◆ **Task to carry out**: Repeat the data from its start through the line containing "105, 403, 122]", substituting "Madrid" for "Barcelona" and leaving everything else unchanged.

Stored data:
-=-=-
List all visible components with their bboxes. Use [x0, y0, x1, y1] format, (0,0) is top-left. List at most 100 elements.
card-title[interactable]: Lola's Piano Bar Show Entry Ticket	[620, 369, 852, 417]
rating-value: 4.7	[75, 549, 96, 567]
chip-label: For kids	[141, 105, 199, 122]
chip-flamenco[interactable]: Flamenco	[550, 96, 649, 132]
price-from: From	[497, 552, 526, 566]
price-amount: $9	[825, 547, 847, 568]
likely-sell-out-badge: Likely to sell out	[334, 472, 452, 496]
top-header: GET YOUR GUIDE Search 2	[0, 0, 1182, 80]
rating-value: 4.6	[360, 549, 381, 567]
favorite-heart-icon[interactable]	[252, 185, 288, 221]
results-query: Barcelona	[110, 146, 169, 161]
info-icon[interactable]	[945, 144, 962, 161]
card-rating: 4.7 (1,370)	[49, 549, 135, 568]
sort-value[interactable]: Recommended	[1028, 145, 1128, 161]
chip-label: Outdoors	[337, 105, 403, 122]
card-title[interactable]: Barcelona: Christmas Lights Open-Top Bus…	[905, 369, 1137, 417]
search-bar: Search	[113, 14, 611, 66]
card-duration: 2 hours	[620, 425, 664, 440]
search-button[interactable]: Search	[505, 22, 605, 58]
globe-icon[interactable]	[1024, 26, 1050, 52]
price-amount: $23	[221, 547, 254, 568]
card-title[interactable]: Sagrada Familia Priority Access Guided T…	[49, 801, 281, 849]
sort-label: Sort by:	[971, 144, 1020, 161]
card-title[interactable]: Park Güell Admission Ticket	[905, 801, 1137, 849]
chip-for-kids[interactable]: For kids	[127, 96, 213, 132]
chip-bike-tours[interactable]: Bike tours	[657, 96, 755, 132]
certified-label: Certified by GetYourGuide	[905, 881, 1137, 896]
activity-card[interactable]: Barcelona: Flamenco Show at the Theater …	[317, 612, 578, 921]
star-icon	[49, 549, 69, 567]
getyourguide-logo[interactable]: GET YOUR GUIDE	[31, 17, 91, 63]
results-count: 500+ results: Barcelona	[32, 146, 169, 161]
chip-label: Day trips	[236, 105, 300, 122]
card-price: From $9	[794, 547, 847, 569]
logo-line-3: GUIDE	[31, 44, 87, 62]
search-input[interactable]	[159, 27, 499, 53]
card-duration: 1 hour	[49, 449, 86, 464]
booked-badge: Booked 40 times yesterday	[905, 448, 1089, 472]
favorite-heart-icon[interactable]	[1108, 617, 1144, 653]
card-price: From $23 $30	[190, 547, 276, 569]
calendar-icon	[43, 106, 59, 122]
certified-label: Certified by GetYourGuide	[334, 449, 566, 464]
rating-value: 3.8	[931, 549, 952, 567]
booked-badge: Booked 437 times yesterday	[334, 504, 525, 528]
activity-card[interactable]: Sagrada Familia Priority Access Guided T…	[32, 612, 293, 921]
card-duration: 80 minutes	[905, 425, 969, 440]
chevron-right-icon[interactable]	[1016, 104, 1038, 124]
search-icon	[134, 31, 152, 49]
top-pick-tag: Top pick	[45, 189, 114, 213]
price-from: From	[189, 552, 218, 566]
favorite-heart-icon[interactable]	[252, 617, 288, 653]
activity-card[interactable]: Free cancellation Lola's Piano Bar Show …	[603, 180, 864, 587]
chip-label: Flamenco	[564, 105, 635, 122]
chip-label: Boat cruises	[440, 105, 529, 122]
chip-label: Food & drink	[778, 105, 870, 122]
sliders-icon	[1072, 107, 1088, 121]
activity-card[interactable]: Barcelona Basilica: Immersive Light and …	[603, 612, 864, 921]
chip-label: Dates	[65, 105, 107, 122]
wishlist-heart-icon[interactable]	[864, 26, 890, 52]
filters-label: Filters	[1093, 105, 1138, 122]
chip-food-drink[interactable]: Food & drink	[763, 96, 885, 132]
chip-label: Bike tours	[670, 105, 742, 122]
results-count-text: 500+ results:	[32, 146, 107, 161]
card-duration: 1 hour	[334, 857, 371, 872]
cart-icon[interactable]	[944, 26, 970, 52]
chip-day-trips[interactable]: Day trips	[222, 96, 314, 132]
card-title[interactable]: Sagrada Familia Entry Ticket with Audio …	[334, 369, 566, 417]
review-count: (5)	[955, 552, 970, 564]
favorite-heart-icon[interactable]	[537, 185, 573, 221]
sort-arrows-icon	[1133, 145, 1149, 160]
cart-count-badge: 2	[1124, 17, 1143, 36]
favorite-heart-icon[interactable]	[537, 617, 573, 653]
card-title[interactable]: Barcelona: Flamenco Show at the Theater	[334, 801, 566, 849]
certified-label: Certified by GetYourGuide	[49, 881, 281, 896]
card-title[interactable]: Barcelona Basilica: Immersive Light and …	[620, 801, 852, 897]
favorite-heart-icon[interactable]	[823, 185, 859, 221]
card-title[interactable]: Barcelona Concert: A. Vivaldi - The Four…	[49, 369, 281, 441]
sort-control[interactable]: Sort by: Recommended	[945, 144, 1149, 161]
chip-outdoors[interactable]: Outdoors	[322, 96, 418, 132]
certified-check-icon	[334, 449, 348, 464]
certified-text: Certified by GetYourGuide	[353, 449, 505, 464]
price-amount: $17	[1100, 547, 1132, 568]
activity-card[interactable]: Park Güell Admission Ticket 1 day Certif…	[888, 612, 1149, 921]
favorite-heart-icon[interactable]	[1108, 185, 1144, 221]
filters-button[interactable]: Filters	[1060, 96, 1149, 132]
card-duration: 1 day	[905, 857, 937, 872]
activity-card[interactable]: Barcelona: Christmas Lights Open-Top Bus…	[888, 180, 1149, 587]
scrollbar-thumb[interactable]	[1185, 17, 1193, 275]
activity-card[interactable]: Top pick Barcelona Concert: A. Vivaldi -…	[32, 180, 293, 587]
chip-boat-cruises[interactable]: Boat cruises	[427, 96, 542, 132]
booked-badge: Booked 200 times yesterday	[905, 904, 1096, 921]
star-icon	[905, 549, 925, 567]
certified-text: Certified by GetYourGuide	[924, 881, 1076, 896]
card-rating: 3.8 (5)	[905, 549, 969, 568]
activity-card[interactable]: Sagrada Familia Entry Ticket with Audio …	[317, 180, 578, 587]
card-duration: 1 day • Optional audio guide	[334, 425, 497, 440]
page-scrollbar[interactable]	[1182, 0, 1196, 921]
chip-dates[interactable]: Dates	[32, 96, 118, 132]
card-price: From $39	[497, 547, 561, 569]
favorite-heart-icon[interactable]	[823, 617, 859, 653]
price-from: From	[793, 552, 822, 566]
-=-=-
◆ **Task output**:
List all visible components with their bboxes. Use [x0, y0, x1, y1] format, (0,0) is top-left. List at most 100 elements.
card-title[interactable]: Lola's Piano Bar Show Entry Ticket	[620, 369, 852, 417]
rating-value: 4.7	[75, 549, 96, 567]
chip-label: For kids	[141, 105, 199, 122]
chip-flamenco[interactable]: Flamenco	[550, 96, 649, 132]
price-from: From	[497, 552, 526, 566]
price-amount: $9	[825, 547, 847, 568]
likely-sell-out-badge: Likely to sell out	[334, 472, 452, 496]
top-header: GET YOUR GUIDE Search 2	[0, 0, 1182, 80]
rating-value: 4.6	[360, 549, 381, 567]
favorite-heart-icon[interactable]	[252, 185, 288, 221]
results-query: Madrid	[110, 146, 169, 161]
info-icon[interactable]	[945, 144, 962, 161]
card-rating: 4.7 (1,370)	[49, 549, 135, 568]
sort-value[interactable]: Recommended	[1028, 145, 1128, 161]
chip-label: Outdoors	[337, 105, 403, 122]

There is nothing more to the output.